## start DATA RECORDS

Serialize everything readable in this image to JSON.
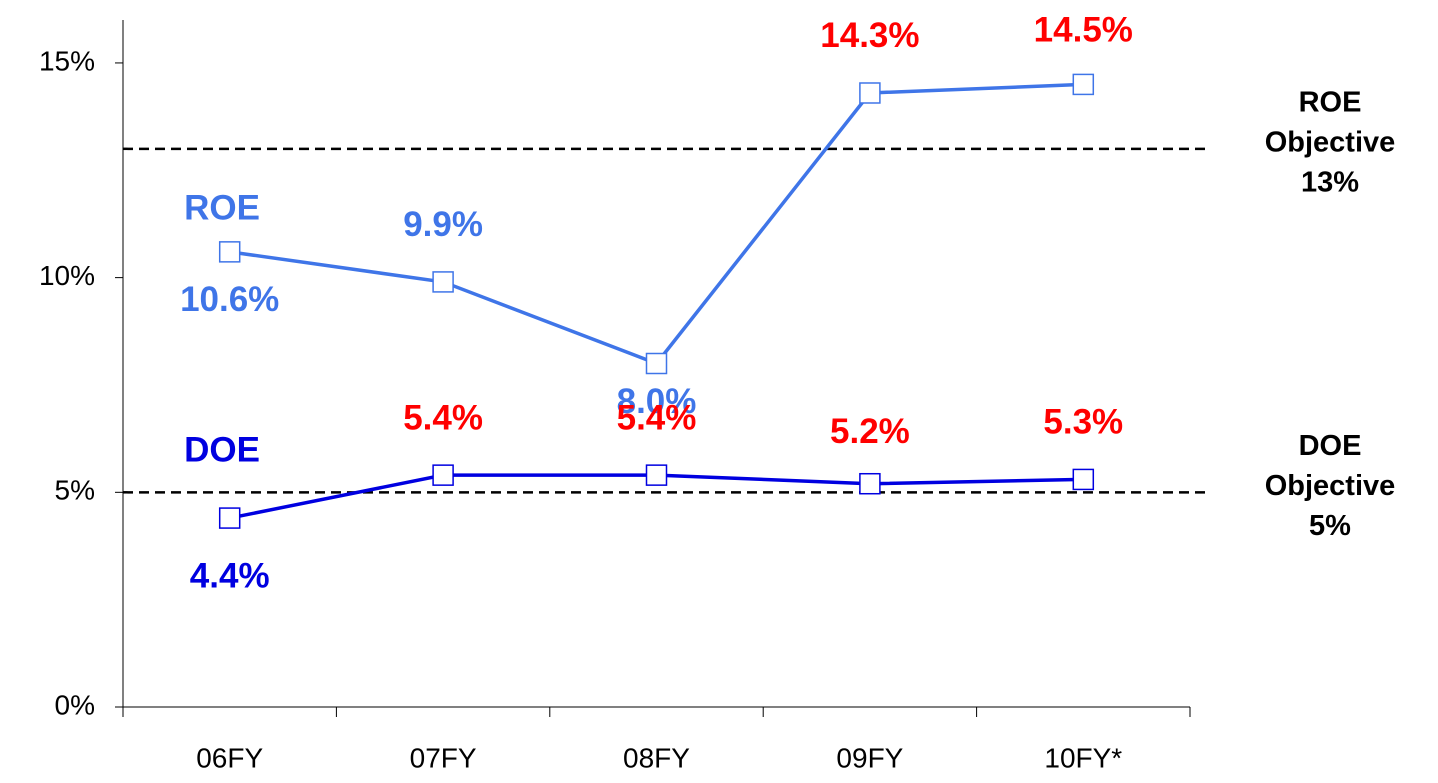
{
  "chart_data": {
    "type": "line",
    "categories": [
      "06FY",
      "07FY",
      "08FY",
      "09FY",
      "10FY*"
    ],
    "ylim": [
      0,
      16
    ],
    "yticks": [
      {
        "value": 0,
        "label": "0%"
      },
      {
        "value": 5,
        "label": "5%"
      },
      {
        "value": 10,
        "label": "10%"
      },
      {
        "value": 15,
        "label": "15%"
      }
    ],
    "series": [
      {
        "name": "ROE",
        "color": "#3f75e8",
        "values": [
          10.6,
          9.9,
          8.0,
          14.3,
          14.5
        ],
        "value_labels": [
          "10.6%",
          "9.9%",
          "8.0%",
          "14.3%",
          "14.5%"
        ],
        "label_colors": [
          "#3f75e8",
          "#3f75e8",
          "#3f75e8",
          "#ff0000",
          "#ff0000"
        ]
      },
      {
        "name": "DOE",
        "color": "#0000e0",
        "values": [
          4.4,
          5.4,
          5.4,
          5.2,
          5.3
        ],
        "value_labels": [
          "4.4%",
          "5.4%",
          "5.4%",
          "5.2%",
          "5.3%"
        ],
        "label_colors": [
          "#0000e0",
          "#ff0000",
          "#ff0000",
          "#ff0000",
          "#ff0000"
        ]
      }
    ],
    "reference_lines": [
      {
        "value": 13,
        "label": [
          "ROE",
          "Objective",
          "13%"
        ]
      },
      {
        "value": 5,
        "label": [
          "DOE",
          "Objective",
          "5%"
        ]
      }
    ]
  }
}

## end DATA RECORDS

» **WORK INSTRUCTIONS**
Every line of the data should be copied as it stands, without the images.

» **SOLUTION**
Serialize everything readable in this image to JSON.
{
  "chart_data": {
    "type": "line",
    "categories": [
      "06FY",
      "07FY",
      "08FY",
      "09FY",
      "10FY*"
    ],
    "ylim": [
      0,
      16
    ],
    "yticks": [
      {
        "value": 0,
        "label": "0%"
      },
      {
        "value": 5,
        "label": "5%"
      },
      {
        "value": 10,
        "label": "10%"
      },
      {
        "value": 15,
        "label": "15%"
      }
    ],
    "series": [
      {
        "name": "ROE",
        "color": "#3f75e8",
        "values": [
          10.6,
          9.9,
          8.0,
          14.3,
          14.5
        ],
        "value_labels": [
          "10.6%",
          "9.9%",
          "8.0%",
          "14.3%",
          "14.5%"
        ],
        "label_colors": [
          "#3f75e8",
          "#3f75e8",
          "#3f75e8",
          "#ff0000",
          "#ff0000"
        ]
      },
      {
        "name": "DOE",
        "color": "#0000e0",
        "values": [
          4.4,
          5.4,
          5.4,
          5.2,
          5.3
        ],
        "value_labels": [
          "4.4%",
          "5.4%",
          "5.4%",
          "5.2%",
          "5.3%"
        ],
        "label_colors": [
          "#0000e0",
          "#ff0000",
          "#ff0000",
          "#ff0000",
          "#ff0000"
        ]
      }
    ],
    "reference_lines": [
      {
        "value": 13,
        "label": [
          "ROE",
          "Objective",
          "13%"
        ]
      },
      {
        "value": 5,
        "label": [
          "DOE",
          "Objective",
          "5%"
        ]
      }
    ]
  }
}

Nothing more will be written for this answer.